_Given request_
The records that follow are to be transcribed in full, without their images.

[Collection entries]

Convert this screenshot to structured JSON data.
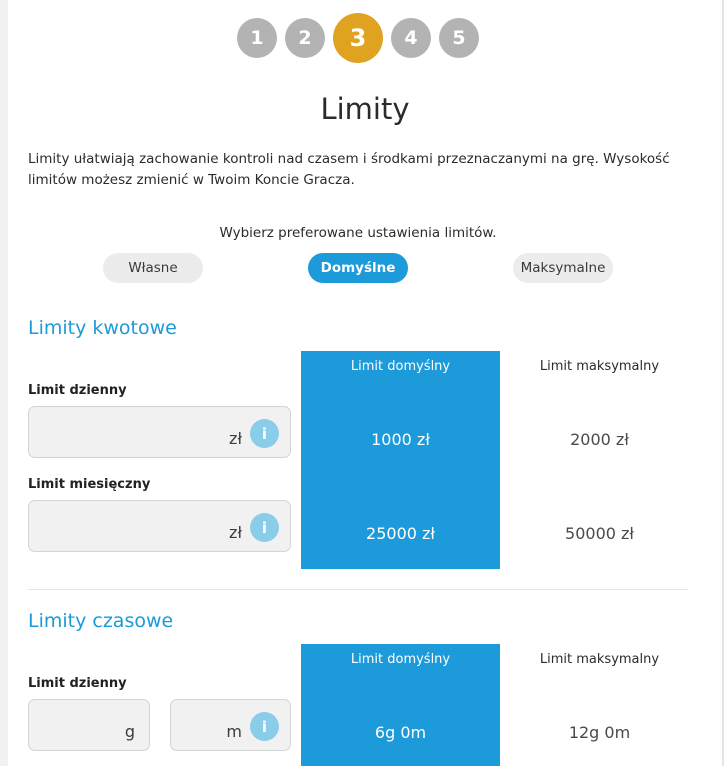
{
  "steps": [
    "1",
    "2",
    "3",
    "4",
    "5"
  ],
  "active_step": "3",
  "title": "Limity",
  "intro": "Limity ułatwiają zachowanie kontroli nad czasem i środkami przeznaczanymi na grę. Wysokość limitów możesz zmienić w Twoim Koncie Gracza.",
  "choose_label": "Wybierz preferowane ustawienia limitów.",
  "options": {
    "own": "Własne",
    "default": "Domyślne",
    "max": "Maksymalne",
    "selected": "Domyślne"
  },
  "amount_limits": {
    "title": "Limity kwotowe",
    "default_header": "Limit domyślny",
    "max_header": "Limit maksymalny",
    "daily": {
      "label": "Limit dzienny",
      "unit": "zł",
      "value": "",
      "default": "1000 zł",
      "max": "2000 zł"
    },
    "monthly": {
      "label": "Limit miesięczny",
      "unit": "zł",
      "value": "",
      "default": "25000 zł",
      "max": "50000 zł"
    }
  },
  "time_limits": {
    "title": "Limity czasowe",
    "default_header": "Limit domyślny",
    "max_header": "Limit maksymalny",
    "daily": {
      "label": "Limit dzienny",
      "hours_unit": "g",
      "minutes_unit": "m",
      "hours_value": "",
      "minutes_value": "",
      "default": "6g 0m",
      "max": "12g 0m"
    }
  },
  "info_glyph": "i",
  "colors": {
    "accent": "#1c9ad9",
    "active_step": "#e0a321",
    "inactive_step": "#b3b3b3",
    "info": "#8acde9"
  }
}
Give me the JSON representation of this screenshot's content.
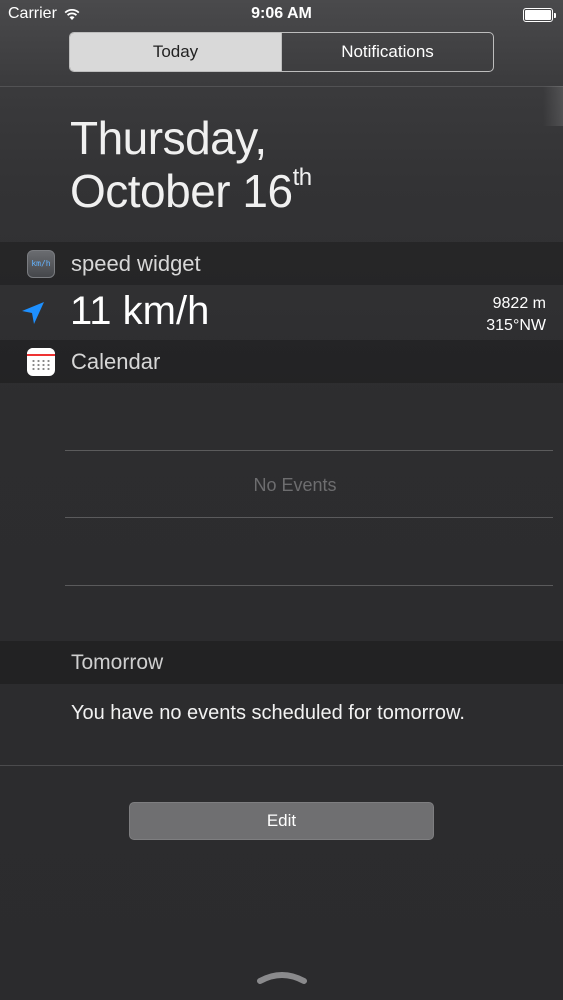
{
  "status_bar": {
    "carrier": "Carrier",
    "time": "9:06 AM"
  },
  "tabs": [
    {
      "label": "Today",
      "selected": true
    },
    {
      "label": "Notifications",
      "selected": false
    }
  ],
  "date": {
    "line1": "Thursday,",
    "line2": "October 16",
    "suffix": "th"
  },
  "speed_widget": {
    "title": "speed widget",
    "app_icon_text": "km/h",
    "speed": "11 km/h",
    "altitude": "9822 m",
    "heading": "315°NW",
    "accent_color": "#1e90ff"
  },
  "calendar_widget": {
    "title": "Calendar",
    "empty_text": "No Events"
  },
  "tomorrow": {
    "title": "Tomorrow",
    "message": "You have no events scheduled for tomorrow."
  },
  "edit_button": {
    "label": "Edit"
  },
  "colors": {
    "segment_selected": "#d9d9d9",
    "background": "#2c2c2e",
    "calendar_icon_accent": "#e33333"
  },
  "icons": {
    "status": [
      "wifi-icon",
      "battery-icon"
    ],
    "speed": "location-arrow-icon",
    "bottom": "grabber-icon"
  }
}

_Expected answer_
Convert this screenshot to structured JSON data.
{
  "steps": [
    "1",
    "2",
    "3",
    "4",
    "5"
  ],
  "active_step": "3",
  "title": "Limity",
  "intro": "Limity ułatwiają zachowanie kontroli nad czasem i środkami przeznaczanymi na grę. Wysokość limitów możesz zmienić w Twoim Koncie Gracza.",
  "choose_label": "Wybierz preferowane ustawienia limitów.",
  "options": {
    "own": "Własne",
    "default": "Domyślne",
    "max": "Maksymalne",
    "selected": "Domyślne"
  },
  "amount_limits": {
    "title": "Limity kwotowe",
    "default_header": "Limit domyślny",
    "max_header": "Limit maksymalny",
    "daily": {
      "label": "Limit dzienny",
      "unit": "zł",
      "value": "",
      "default": "1000 zł",
      "max": "2000 zł"
    },
    "monthly": {
      "label": "Limit miesięczny",
      "unit": "zł",
      "value": "",
      "default": "25000 zł",
      "max": "50000 zł"
    }
  },
  "time_limits": {
    "title": "Limity czasowe",
    "default_header": "Limit domyślny",
    "max_header": "Limit maksymalny",
    "daily": {
      "label": "Limit dzienny",
      "hours_unit": "g",
      "minutes_unit": "m",
      "hours_value": "",
      "minutes_value": "",
      "default": "6g 0m",
      "max": "12g 0m"
    }
  },
  "info_glyph": "i",
  "colors": {
    "accent": "#1c9ad9",
    "active_step": "#e0a321",
    "inactive_step": "#b3b3b3",
    "info": "#8acde9"
  }
}
Give me the JSON representation of this screenshot's content.
{
  "status_bar": {
    "carrier": "Carrier",
    "time": "9:06 AM"
  },
  "tabs": [
    {
      "label": "Today",
      "selected": true
    },
    {
      "label": "Notifications",
      "selected": false
    }
  ],
  "date": {
    "line1": "Thursday,",
    "line2": "October 16",
    "suffix": "th"
  },
  "speed_widget": {
    "title": "speed widget",
    "app_icon_text": "km/h",
    "speed": "11 km/h",
    "altitude": "9822 m",
    "heading": "315°NW",
    "accent_color": "#1e90ff"
  },
  "calendar_widget": {
    "title": "Calendar",
    "empty_text": "No Events"
  },
  "tomorrow": {
    "title": "Tomorrow",
    "message": "You have no events scheduled for tomorrow."
  },
  "edit_button": {
    "label": "Edit"
  },
  "colors": {
    "segment_selected": "#d9d9d9",
    "background": "#2c2c2e",
    "calendar_icon_accent": "#e33333"
  },
  "icons": {
    "status": [
      "wifi-icon",
      "battery-icon"
    ],
    "speed": "location-arrow-icon",
    "bottom": "grabber-icon"
  }
}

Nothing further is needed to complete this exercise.